Stored data entries:
◇ ◇ ◇

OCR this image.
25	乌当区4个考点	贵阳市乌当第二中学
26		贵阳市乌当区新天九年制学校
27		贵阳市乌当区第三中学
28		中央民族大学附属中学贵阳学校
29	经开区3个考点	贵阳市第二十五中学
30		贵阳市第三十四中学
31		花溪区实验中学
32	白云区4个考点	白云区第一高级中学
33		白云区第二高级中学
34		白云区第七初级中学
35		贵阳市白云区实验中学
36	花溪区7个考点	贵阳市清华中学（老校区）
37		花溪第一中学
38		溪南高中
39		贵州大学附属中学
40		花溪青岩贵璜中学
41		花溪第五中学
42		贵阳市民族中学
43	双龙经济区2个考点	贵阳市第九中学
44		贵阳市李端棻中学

◇ ◇ ◇

What you will do> Please restate the whole listing word for word.

Complete answer>
OCR this image.
25	乌当区4个考点	贵阳市乌当第二中学
26		贵阳市乌当区新天九年制学校
27		贵阳市乌当区第三中学
28		中央民族大学附属中学贵阳学校
29	经开区3个考点	贵阳市第二十五中学
30		贵阳市第三十四中学
31		花溪区实验中学
32	白云区4个考点	白云区第一高级中学
33		白云区第二高级中学
34		白云区第七初级中学
35		贵阳市白云区实验中学
36	花溪区7个考点	贵阳市清华中学（老校区）
37		花溪第一中学
38		溪南高中
39		贵州大学附属中学
40		花溪青岩贵璜中学
41		花溪第五中学
42		贵阳市民族中学
43	双龙经济区2个考点	贵阳市第九中学
44		贵阳市李端棻中学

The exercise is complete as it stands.